start
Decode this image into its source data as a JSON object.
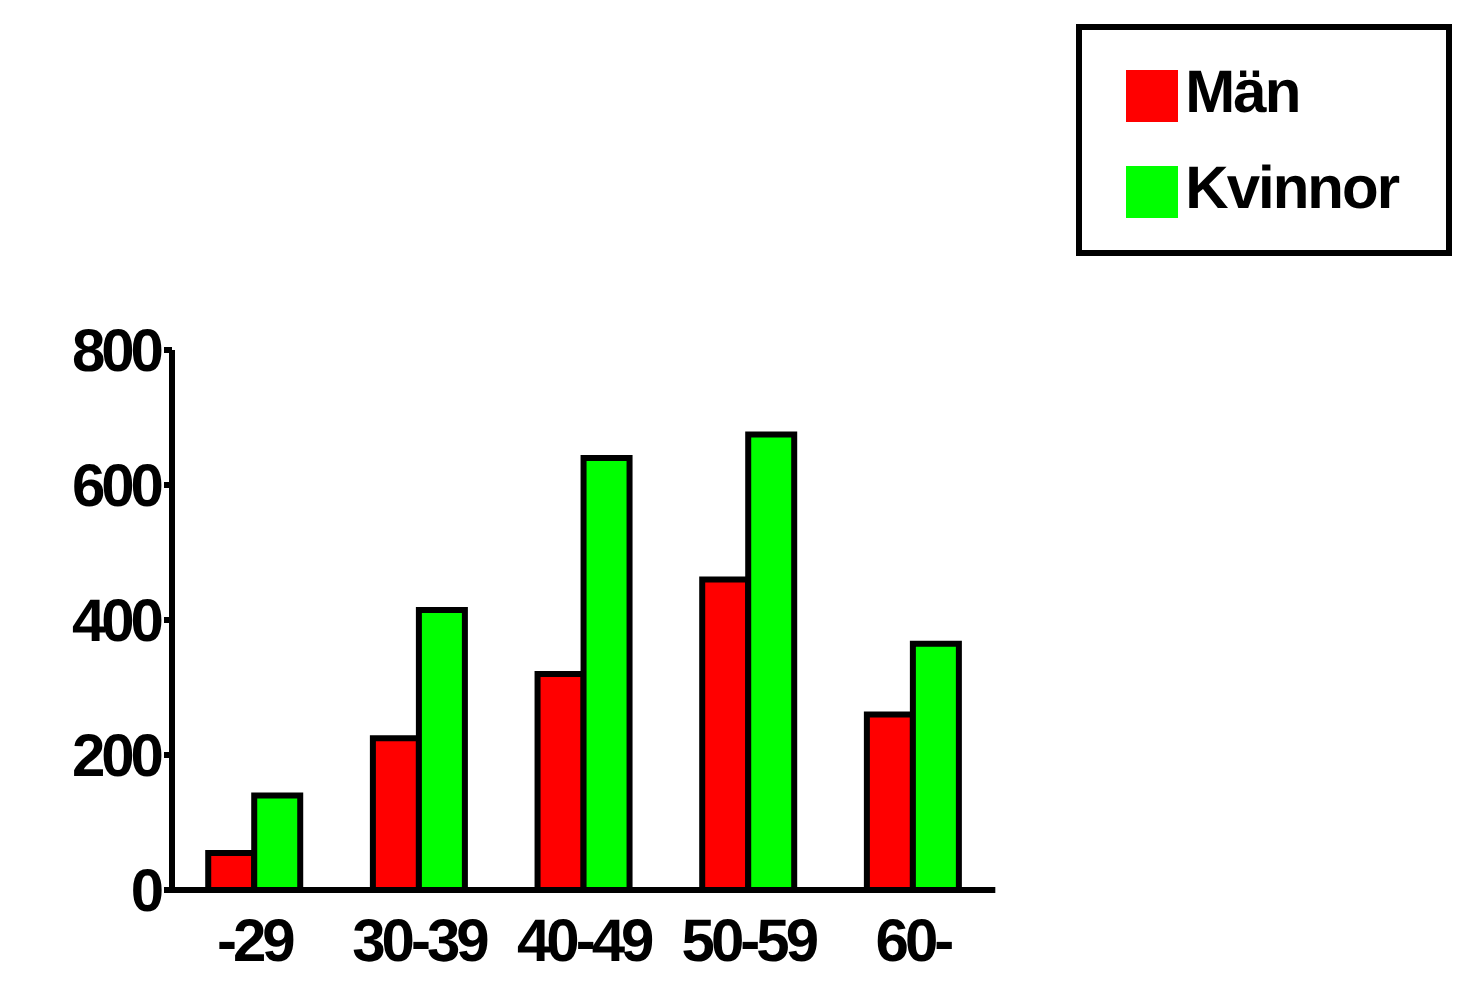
{
  "chart_data": {
    "type": "bar",
    "categories": [
      "-29",
      "30-39",
      "40-49",
      "50-59",
      "60-"
    ],
    "series": [
      {
        "name": "Män",
        "color": "#ff0000",
        "values": [
          55,
          225,
          320,
          460,
          260
        ]
      },
      {
        "name": "Kvinnor",
        "color": "#00ff00",
        "values": [
          140,
          415,
          640,
          675,
          365
        ]
      }
    ],
    "ylim": [
      0,
      800
    ],
    "yticks": [
      0,
      200,
      400,
      600,
      800
    ],
    "grid": false,
    "legend": "top right"
  }
}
end
An exact transcription of all the entries is required, without the pictures.

• [Result of the exercise]:
Decode this image into its source data as a JSON object.
{
  "chart_data": {
    "type": "bar",
    "categories": [
      "-29",
      "30-39",
      "40-49",
      "50-59",
      "60-"
    ],
    "series": [
      {
        "name": "Män",
        "color": "#ff0000",
        "values": [
          55,
          225,
          320,
          460,
          260
        ]
      },
      {
        "name": "Kvinnor",
        "color": "#00ff00",
        "values": [
          140,
          415,
          640,
          675,
          365
        ]
      }
    ],
    "ylim": [
      0,
      800
    ],
    "yticks": [
      0,
      200,
      400,
      600,
      800
    ],
    "grid": false,
    "legend": "top right"
  }
}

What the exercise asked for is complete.